Description of the task -
Search the data below for the word "SESIÓN" and copy each line that holds it.

==========

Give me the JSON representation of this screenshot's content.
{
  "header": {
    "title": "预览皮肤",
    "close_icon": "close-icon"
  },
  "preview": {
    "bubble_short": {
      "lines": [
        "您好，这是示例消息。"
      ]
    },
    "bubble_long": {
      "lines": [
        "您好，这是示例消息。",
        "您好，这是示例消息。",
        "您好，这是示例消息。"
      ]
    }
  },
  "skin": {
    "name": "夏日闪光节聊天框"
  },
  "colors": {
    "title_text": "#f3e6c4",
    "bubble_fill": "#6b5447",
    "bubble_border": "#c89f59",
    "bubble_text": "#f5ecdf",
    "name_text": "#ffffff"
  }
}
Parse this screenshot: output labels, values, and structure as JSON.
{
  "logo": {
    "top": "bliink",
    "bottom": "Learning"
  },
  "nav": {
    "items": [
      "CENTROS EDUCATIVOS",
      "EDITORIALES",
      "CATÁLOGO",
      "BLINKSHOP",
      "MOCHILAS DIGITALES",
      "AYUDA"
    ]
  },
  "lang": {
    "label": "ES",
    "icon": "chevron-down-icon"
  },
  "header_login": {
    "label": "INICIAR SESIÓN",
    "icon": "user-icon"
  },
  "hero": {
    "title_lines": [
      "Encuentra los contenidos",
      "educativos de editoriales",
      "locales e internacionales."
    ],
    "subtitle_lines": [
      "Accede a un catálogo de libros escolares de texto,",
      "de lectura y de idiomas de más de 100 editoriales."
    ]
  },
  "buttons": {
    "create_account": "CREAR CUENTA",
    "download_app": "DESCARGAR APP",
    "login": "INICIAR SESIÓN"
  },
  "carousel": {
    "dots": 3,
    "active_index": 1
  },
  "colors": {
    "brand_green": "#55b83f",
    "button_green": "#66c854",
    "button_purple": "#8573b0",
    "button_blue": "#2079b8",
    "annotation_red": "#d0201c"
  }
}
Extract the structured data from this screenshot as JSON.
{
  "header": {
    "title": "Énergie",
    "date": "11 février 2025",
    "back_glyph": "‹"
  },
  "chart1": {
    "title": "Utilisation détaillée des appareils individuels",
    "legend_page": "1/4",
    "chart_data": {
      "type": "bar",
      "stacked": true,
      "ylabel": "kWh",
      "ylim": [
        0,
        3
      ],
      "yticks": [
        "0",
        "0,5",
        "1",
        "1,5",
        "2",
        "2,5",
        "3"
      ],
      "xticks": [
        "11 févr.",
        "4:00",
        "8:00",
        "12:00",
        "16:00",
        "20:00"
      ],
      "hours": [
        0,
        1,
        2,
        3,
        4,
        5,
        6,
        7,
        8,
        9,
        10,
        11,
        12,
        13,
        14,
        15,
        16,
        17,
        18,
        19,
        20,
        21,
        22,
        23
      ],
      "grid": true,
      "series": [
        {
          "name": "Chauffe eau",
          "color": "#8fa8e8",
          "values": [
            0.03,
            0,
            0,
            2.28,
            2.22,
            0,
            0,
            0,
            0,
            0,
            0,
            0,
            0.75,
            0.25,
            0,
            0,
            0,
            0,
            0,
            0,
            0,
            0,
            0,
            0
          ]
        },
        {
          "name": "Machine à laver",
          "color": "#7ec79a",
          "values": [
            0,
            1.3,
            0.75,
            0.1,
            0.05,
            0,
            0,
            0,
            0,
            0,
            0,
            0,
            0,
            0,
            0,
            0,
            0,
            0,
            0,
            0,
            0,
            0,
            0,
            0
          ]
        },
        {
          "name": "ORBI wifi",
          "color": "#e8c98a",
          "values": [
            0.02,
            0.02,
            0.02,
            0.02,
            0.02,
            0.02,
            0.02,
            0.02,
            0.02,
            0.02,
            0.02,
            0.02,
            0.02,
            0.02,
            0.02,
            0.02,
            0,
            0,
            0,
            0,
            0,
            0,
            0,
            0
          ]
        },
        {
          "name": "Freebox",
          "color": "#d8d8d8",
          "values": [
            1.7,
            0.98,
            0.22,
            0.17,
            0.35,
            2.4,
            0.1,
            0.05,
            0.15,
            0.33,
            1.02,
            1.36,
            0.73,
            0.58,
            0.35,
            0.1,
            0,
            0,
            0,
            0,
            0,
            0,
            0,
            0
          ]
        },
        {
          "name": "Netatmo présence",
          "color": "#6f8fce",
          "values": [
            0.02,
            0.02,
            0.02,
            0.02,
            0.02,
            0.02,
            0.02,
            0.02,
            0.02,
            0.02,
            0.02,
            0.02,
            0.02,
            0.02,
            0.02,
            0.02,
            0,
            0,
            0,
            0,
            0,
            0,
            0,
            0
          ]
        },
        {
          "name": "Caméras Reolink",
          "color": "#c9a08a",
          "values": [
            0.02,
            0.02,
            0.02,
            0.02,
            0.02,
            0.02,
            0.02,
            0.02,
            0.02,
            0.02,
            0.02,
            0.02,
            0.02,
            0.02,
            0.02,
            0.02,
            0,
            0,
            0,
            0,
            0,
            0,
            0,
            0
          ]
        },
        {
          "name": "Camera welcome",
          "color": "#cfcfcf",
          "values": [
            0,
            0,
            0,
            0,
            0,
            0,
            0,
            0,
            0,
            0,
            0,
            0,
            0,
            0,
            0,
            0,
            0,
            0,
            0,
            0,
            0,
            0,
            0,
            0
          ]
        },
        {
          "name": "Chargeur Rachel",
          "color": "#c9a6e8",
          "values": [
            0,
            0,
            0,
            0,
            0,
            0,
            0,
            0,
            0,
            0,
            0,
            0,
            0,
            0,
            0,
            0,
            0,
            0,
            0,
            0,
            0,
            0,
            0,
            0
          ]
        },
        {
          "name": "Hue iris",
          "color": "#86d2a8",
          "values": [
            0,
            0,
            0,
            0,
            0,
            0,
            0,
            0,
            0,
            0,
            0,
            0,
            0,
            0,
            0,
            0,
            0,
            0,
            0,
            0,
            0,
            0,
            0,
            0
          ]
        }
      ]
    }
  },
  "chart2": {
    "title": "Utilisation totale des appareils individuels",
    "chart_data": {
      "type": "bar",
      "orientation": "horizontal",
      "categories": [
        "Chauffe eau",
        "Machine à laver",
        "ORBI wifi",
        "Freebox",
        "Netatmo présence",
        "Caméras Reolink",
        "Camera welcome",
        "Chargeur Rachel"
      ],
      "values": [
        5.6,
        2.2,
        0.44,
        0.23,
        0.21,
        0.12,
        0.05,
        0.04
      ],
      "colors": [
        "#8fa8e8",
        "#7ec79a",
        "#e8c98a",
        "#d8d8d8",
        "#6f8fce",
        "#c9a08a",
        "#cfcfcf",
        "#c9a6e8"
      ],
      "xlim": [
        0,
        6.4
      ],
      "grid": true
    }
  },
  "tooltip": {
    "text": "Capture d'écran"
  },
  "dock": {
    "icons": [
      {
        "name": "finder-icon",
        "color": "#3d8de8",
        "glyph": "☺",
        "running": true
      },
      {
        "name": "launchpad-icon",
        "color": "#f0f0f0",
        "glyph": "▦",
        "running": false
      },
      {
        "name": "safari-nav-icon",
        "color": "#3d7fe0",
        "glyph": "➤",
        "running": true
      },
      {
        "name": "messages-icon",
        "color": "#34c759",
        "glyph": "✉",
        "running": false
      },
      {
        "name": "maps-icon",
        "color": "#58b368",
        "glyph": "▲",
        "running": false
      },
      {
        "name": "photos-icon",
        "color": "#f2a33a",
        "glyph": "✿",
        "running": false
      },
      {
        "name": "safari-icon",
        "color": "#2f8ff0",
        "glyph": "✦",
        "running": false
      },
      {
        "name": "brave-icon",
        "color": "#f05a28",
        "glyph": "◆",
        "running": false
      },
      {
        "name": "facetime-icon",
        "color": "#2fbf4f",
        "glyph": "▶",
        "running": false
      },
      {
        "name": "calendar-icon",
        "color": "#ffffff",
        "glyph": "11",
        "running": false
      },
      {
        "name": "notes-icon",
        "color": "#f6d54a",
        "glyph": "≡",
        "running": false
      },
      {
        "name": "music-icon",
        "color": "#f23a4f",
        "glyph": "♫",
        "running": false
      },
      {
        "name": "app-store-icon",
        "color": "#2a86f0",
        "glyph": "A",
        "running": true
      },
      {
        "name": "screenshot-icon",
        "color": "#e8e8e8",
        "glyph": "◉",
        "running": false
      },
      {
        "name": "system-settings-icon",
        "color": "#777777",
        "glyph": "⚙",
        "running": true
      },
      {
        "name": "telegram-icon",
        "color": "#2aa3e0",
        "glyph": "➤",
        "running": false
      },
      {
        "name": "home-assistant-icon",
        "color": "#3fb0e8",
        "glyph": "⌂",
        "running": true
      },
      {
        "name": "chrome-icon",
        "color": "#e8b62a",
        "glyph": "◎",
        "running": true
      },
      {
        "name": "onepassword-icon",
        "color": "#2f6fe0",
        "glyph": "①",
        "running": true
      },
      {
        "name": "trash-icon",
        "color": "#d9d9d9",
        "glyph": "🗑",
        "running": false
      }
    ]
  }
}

==========

Full output -
    "label": "INICIAR SESIÓN",
    "login": "INICIAR SESIÓN"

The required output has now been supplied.